--- Material shown ---

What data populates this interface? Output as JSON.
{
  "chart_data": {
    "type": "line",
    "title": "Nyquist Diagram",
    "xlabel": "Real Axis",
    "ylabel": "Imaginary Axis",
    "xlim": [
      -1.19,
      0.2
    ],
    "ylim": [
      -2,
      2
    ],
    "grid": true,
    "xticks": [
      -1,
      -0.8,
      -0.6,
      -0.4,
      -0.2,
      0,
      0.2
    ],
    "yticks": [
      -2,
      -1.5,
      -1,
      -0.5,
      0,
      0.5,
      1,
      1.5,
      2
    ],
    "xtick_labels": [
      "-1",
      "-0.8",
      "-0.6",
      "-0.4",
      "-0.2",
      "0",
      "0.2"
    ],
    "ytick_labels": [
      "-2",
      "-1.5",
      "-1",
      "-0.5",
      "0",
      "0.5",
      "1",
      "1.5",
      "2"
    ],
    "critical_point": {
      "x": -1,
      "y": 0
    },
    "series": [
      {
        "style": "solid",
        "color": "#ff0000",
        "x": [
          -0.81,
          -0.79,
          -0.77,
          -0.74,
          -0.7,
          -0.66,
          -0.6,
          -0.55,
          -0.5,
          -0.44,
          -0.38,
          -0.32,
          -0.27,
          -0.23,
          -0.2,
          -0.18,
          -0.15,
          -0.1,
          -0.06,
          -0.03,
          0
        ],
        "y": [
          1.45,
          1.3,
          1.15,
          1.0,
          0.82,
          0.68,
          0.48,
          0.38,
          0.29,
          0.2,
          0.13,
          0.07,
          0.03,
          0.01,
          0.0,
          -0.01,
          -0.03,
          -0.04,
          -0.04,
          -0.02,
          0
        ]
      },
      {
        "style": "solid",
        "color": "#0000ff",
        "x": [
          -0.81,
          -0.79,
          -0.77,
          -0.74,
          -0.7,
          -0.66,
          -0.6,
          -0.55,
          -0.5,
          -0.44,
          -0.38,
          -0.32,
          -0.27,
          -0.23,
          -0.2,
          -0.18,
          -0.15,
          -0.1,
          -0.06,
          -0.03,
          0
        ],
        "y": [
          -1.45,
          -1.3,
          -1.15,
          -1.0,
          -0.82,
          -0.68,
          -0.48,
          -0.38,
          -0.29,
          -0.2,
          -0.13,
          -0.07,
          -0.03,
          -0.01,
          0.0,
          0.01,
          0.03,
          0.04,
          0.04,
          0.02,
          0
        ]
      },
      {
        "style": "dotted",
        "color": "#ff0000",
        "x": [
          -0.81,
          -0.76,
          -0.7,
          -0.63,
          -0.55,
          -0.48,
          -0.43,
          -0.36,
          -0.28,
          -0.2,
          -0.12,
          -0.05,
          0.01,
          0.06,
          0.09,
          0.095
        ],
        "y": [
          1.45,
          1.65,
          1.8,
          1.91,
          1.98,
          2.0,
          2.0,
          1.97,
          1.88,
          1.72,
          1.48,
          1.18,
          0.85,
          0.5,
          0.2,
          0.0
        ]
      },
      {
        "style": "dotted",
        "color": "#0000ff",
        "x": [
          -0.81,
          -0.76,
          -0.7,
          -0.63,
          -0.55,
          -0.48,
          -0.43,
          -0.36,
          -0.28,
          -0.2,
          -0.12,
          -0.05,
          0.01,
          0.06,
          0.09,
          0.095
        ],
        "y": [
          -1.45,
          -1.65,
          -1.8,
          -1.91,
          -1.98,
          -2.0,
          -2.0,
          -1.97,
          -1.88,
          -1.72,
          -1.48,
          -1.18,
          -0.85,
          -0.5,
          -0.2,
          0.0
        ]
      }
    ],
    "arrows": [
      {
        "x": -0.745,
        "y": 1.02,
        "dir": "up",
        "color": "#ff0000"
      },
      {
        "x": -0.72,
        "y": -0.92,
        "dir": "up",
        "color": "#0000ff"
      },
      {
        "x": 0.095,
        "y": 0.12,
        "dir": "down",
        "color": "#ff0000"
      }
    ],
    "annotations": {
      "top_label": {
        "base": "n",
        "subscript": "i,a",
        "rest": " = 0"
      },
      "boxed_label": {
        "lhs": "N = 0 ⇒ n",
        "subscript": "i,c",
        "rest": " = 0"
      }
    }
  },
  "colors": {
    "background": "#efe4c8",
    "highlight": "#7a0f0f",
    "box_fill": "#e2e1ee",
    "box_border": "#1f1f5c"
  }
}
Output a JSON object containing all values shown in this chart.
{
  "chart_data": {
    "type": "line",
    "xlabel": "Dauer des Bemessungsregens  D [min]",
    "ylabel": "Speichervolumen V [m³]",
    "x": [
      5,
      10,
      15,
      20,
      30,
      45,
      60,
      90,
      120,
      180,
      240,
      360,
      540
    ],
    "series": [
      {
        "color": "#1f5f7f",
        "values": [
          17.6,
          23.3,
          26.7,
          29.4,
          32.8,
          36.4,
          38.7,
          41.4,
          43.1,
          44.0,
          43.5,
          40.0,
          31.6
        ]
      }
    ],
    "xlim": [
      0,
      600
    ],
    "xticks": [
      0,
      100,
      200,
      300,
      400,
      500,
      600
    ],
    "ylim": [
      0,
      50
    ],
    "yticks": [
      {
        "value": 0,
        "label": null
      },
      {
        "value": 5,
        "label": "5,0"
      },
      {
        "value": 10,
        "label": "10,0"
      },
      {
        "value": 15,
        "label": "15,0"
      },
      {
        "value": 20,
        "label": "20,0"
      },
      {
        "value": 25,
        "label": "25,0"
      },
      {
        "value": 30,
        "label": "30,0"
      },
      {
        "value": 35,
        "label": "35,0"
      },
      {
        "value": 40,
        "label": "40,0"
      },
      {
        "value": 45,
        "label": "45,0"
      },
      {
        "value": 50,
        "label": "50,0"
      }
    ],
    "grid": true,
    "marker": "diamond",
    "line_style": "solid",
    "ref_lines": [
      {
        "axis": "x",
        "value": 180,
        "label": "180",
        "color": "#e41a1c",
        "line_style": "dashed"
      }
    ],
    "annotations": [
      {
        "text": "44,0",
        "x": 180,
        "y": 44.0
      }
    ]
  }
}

---

# Work to complete
Write out exactly the lines starting with the one that holds "Output a JSON" and running through the last line above.

# The completed task
Output a JSON object containing all values shown in this chart.
{
  "chart_data": {
    "type": "line",
    "xlabel": "Dauer des Bemessungsregens  D [min]",
    "ylabel": "Speichervolumen V [m³]",
    "x": [
      5,
      10,
      15,
      20,
      30,
      45,
      60,
      90,
      120,
      180,
      240,
      360,
      540
    ],
    "series": [
      {
        "color": "#1f5f7f",
        "values": [
          17.6,
          23.3,
          26.7,
          29.4,
          32.8,
          36.4,
          38.7,
          41.4,
          43.1,
          44.0,
          43.5,
          40.0,
          31.6
        ]
      }
    ],
    "xlim": [
      0,
      600
    ],
    "xticks": [
      0,
      100,
      200,
      300,
      400,
      500,
      600
    ],
    "ylim": [
      0,
      50
    ],
    "yticks": [
      {
        "value": 0,
        "label": null
      },
      {
        "value": 5,
        "label": "5,0"
      },
      {
        "value": 10,
        "label": "10,0"
      },
      {
        "value": 15,
        "label": "15,0"
      },
      {
        "value": 20,
        "label": "20,0"
      },
      {
        "value": 25,
        "label": "25,0"
      },
      {
        "value": 30,
        "label": "30,0"
      },
      {
        "value": 35,
        "label": "35,0"
      },
      {
        "value": 40,
        "label": "40,0"
      },
      {
        "value": 45,
        "label": "45,0"
      },
      {
        "value": 50,
        "label": "50,0"
      }
    ],
    "grid": true,
    "marker": "diamond",
    "line_style": "solid",
    "ref_lines": [
      {
        "axis": "x",
        "value": 180,
        "label": "180",
        "color": "#e41a1c",
        "line_style": "dashed"
      }
    ],
    "annotations": [
      {
        "text": "44,0",
        "x": 180,
        "y": 44.0
      }
    ]
  }
}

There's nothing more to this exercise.